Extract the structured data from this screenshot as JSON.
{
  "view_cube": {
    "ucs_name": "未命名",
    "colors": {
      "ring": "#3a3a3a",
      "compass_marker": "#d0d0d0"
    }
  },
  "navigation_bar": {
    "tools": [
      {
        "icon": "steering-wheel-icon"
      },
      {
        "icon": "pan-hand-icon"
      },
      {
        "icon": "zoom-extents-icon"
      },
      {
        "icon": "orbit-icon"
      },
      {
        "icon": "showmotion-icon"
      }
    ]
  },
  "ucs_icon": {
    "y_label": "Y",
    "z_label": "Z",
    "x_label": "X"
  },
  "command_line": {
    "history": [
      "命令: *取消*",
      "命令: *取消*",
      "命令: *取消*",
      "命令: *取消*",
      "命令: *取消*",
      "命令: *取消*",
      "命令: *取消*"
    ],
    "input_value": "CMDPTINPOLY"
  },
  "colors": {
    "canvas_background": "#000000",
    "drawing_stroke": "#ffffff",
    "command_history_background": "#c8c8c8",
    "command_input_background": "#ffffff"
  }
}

---

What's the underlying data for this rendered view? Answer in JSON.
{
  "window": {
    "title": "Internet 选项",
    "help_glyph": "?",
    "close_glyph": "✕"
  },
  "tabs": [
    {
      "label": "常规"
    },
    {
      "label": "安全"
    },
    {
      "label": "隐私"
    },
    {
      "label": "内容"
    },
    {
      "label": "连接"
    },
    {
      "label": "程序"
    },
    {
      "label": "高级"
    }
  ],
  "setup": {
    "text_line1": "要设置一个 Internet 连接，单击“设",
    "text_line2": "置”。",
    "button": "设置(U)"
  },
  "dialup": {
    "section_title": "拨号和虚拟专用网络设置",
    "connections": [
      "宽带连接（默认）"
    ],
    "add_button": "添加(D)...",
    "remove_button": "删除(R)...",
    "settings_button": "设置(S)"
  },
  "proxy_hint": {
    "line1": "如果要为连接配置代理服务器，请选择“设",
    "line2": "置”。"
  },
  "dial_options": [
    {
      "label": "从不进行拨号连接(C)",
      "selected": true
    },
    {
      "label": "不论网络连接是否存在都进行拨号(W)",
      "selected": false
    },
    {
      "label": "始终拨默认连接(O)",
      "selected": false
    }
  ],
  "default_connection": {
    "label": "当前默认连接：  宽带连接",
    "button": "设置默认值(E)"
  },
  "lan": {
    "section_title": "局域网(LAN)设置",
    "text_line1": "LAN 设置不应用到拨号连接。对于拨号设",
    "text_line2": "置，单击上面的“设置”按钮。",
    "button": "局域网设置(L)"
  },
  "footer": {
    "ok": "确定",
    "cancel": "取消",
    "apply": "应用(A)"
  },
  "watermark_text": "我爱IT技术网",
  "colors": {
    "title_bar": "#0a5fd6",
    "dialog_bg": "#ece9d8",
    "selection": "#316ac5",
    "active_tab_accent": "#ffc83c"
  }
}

---

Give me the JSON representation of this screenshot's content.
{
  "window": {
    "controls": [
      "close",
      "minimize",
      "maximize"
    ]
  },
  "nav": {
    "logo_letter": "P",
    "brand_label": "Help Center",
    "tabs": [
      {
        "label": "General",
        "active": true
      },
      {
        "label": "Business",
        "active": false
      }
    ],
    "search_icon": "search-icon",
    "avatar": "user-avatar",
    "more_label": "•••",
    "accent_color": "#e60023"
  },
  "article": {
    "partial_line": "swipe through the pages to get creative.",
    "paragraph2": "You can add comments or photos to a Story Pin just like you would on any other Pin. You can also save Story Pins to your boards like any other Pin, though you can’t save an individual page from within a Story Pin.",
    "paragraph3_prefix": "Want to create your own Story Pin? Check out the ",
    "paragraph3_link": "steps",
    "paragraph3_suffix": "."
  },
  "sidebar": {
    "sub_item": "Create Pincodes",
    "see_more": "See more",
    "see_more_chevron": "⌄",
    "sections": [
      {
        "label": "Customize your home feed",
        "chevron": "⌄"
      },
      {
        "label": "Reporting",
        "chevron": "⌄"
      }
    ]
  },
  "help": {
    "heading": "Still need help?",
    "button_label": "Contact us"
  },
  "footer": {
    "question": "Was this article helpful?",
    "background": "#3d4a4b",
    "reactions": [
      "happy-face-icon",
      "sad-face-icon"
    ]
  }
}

• **EXERCISE TASK**
Locate the word "screenshot" in the data above. Copy every line carrying it.

• **REPLY**
Extract the structured data from this screenshot as JSON.
Give me the JSON representation of this screenshot's content.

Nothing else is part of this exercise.